Pull every line that holds the word "median" from the entries.

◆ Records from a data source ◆
-.-.-

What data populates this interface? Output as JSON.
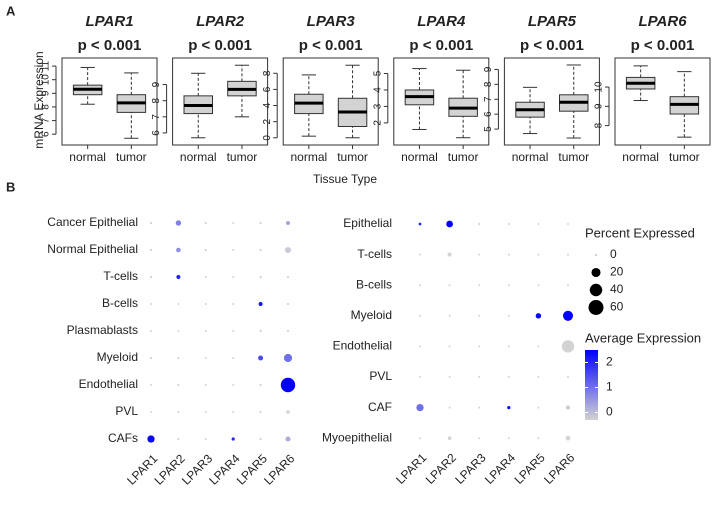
{
  "panel_labels": [
    "A",
    "B"
  ],
  "y_label": "mRNA Expression",
  "x_label": "Tissue Type",
  "chart_data": [
    {
      "type": "box",
      "title": "LPAR1",
      "subtitle": "p < 0.001",
      "categories": [
        "normal",
        "tumor"
      ],
      "color": "#d3d3d3",
      "boxes": [
        {
          "min": 8.2,
          "q1": 8.9,
          "median": 9.3,
          "q3": 9.6,
          "max": 10.9
        },
        {
          "min": 5.7,
          "q1": 7.6,
          "median": 8.3,
          "q3": 8.9,
          "max": 10.5
        }
      ],
      "ylim": [
        5.5,
        11.3
      ],
      "yticks": [
        6,
        7,
        8,
        9,
        10,
        11
      ]
    },
    {
      "type": "box",
      "title": "LPAR2",
      "subtitle": "p < 0.001",
      "categories": [
        "normal",
        "tumor"
      ],
      "color": "#d3d3d3",
      "boxes": [
        {
          "min": 5.7,
          "q1": 7.2,
          "median": 7.7,
          "q3": 8.3,
          "max": 9.7
        },
        {
          "min": 7.0,
          "q1": 8.3,
          "median": 8.7,
          "q3": 9.2,
          "max": 10.2
        }
      ],
      "ylim": [
        5.5,
        10.4
      ],
      "yticks": [
        6,
        7,
        8,
        9
      ]
    },
    {
      "type": "box",
      "title": "LPAR3",
      "subtitle": "p < 0.001",
      "categories": [
        "normal",
        "tumor"
      ],
      "color": "#d3d3d3",
      "boxes": [
        {
          "min": 0.2,
          "q1": 3.0,
          "median": 4.3,
          "q3": 5.4,
          "max": 7.8
        },
        {
          "min": 0,
          "q1": 1.4,
          "median": 3.2,
          "q3": 4.9,
          "max": 9.0
        }
      ],
      "ylim": [
        -0.4,
        9.4
      ],
      "yticks": [
        0,
        2,
        4,
        6,
        8
      ]
    },
    {
      "type": "box",
      "title": "LPAR4",
      "subtitle": "p < 0.001",
      "categories": [
        "normal",
        "tumor"
      ],
      "color": "#d3d3d3",
      "boxes": [
        {
          "min": 1.6,
          "q1": 3.1,
          "median": 3.6,
          "q3": 4.0,
          "max": 5.3
        },
        {
          "min": 1.1,
          "q1": 2.4,
          "median": 2.9,
          "q3": 3.5,
          "max": 5.2
        }
      ],
      "ylim": [
        0.9,
        5.7
      ],
      "yticks": [
        2,
        3,
        4,
        5
      ]
    },
    {
      "type": "box",
      "title": "LPAR5",
      "subtitle": "p < 0.001",
      "categories": [
        "normal",
        "tumor"
      ],
      "color": "#d3d3d3",
      "boxes": [
        {
          "min": 4.7,
          "q1": 5.8,
          "median": 6.3,
          "q3": 6.8,
          "max": 7.8
        },
        {
          "min": 4.4,
          "q1": 6.2,
          "median": 6.8,
          "q3": 7.3,
          "max": 9.3
        }
      ],
      "ylim": [
        4.2,
        9.5
      ],
      "yticks": [
        5,
        6,
        7,
        8,
        9
      ]
    },
    {
      "type": "box",
      "title": "LPAR6",
      "subtitle": "p < 0.001",
      "categories": [
        "normal",
        "tumor"
      ],
      "color": "#d3d3d3",
      "boxes": [
        {
          "min": 9.3,
          "q1": 9.9,
          "median": 10.2,
          "q3": 10.5,
          "max": 11.1
        },
        {
          "min": 7.4,
          "q1": 8.6,
          "median": 9.1,
          "q3": 9.5,
          "max": 10.8
        }
      ],
      "ylim": [
        7.2,
        11.3
      ],
      "yticks": [
        8,
        9,
        10
      ]
    },
    {
      "type": "dot",
      "x_categories": [
        "LPAR1",
        "LPAR2",
        "LPAR3",
        "LPAR4",
        "LPAR5",
        "LPAR6"
      ],
      "y_categories": [
        "Cancer Epithelial",
        "Normal Epithelial",
        "T-cells",
        "B-cells",
        "Plasmablasts",
        "Myeloid",
        "Endothelial",
        "PVL",
        "CAFs"
      ],
      "percent": [
        [
          0.5,
          6,
          0.5,
          0.3,
          0.5,
          3
        ],
        [
          0.5,
          4,
          0.5,
          0.3,
          0.5,
          8
        ],
        [
          0.5,
          3,
          0.3,
          0.3,
          0.5,
          0.5
        ],
        [
          0.3,
          0.3,
          0.3,
          0.3,
          3,
          0.5
        ],
        [
          0.3,
          0.3,
          0.3,
          0.3,
          0.5,
          0.5
        ],
        [
          0.5,
          0.5,
          0.3,
          0.3,
          5,
          16
        ],
        [
          0.3,
          0.5,
          0.3,
          0.3,
          0.5,
          55
        ],
        [
          0.3,
          0.3,
          0.3,
          0.3,
          0.5,
          2
        ],
        [
          12,
          0.5,
          0.3,
          1.5,
          0.5,
          5
        ]
      ],
      "avg_expression": [
        [
          -0.3,
          0.8,
          -0.3,
          -0.3,
          -0.3,
          0.3
        ],
        [
          -0.3,
          0.6,
          -0.3,
          -0.3,
          -0.3,
          -0.2
        ],
        [
          -0.3,
          2.0,
          -0.3,
          -0.3,
          -0.3,
          -0.3
        ],
        [
          -0.3,
          -0.3,
          -0.3,
          -0.3,
          2.2,
          -0.3
        ],
        [
          -0.3,
          -0.3,
          -0.3,
          -0.3,
          -0.3,
          -0.3
        ],
        [
          -0.3,
          -0.3,
          -0.3,
          -0.3,
          1.5,
          1.0
        ],
        [
          -0.3,
          -0.3,
          -0.3,
          -0.3,
          -0.3,
          2.5
        ],
        [
          -0.3,
          -0.3,
          -0.3,
          -0.3,
          -0.3,
          -0.3
        ],
        [
          2.4,
          -0.3,
          -0.3,
          2.0,
          -0.3,
          0.2
        ]
      ]
    },
    {
      "type": "dot",
      "x_categories": [
        "LPAR1",
        "LPAR2",
        "LPAR3",
        "LPAR4",
        "LPAR5",
        "LPAR6"
      ],
      "y_categories": [
        "Epithelial",
        "T-cells",
        "B-cells",
        "Myeloid",
        "Endothelial",
        "PVL",
        "CAF",
        "Myoepithelial"
      ],
      "percent": [
        [
          1,
          10,
          0.5,
          0.3,
          0.3,
          0.3
        ],
        [
          0.3,
          3,
          0.3,
          0.3,
          0.3,
          0.3
        ],
        [
          0.3,
          0.3,
          0.3,
          0.3,
          0.3,
          0.3
        ],
        [
          0.3,
          0.3,
          0.3,
          0.3,
          6,
          25
        ],
        [
          0.3,
          0.3,
          0.3,
          0.3,
          0.3,
          40
        ],
        [
          0.3,
          0.3,
          0.3,
          0.3,
          0.3,
          0.3
        ],
        [
          12,
          0.3,
          0.3,
          1.5,
          0.3,
          3
        ],
        [
          0.3,
          2,
          0.3,
          0.3,
          0.3,
          4
        ]
      ],
      "avg_expression": [
        [
          2.0,
          2.5,
          -0.3,
          -0.3,
          -0.3,
          -0.3
        ],
        [
          -0.3,
          -0.3,
          -0.3,
          -0.3,
          -0.3,
          -0.3
        ],
        [
          -0.3,
          -0.3,
          -0.3,
          -0.3,
          -0.3,
          -0.3
        ],
        [
          -0.3,
          -0.3,
          -0.3,
          -0.3,
          2.4,
          2.5
        ],
        [
          -0.3,
          -0.3,
          -0.3,
          -0.3,
          -0.3,
          -0.3
        ],
        [
          -0.3,
          -0.3,
          -0.3,
          -0.3,
          -0.3,
          -0.3
        ],
        [
          1.0,
          -0.3,
          -0.3,
          2.3,
          -0.3,
          -0.2
        ],
        [
          -0.3,
          -0.3,
          -0.3,
          -0.3,
          -0.3,
          -0.3
        ]
      ],
      "size_legend": {
        "title": "Percent Expressed",
        "values": [
          0,
          20,
          40,
          60
        ]
      },
      "color_legend": {
        "title": "Average Expression",
        "lim": [
          -0.3,
          2.5
        ],
        "ticks": [
          0,
          1,
          2
        ],
        "colors": [
          "#d3d3d3",
          "#0000ff"
        ]
      }
    }
  ]
}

-.-.-

◆ Output ◆
          "median": 9.3,
          "median": 8.3,
          "median": 7.7,
          "median": 8.7,
          "median": 4.3,
          "median": 3.2,
          "median": 3.6,
          "median": 2.9,
          "median": 6.3,
          "median": 6.8,
          "median": 10.2,
          "median": 9.1,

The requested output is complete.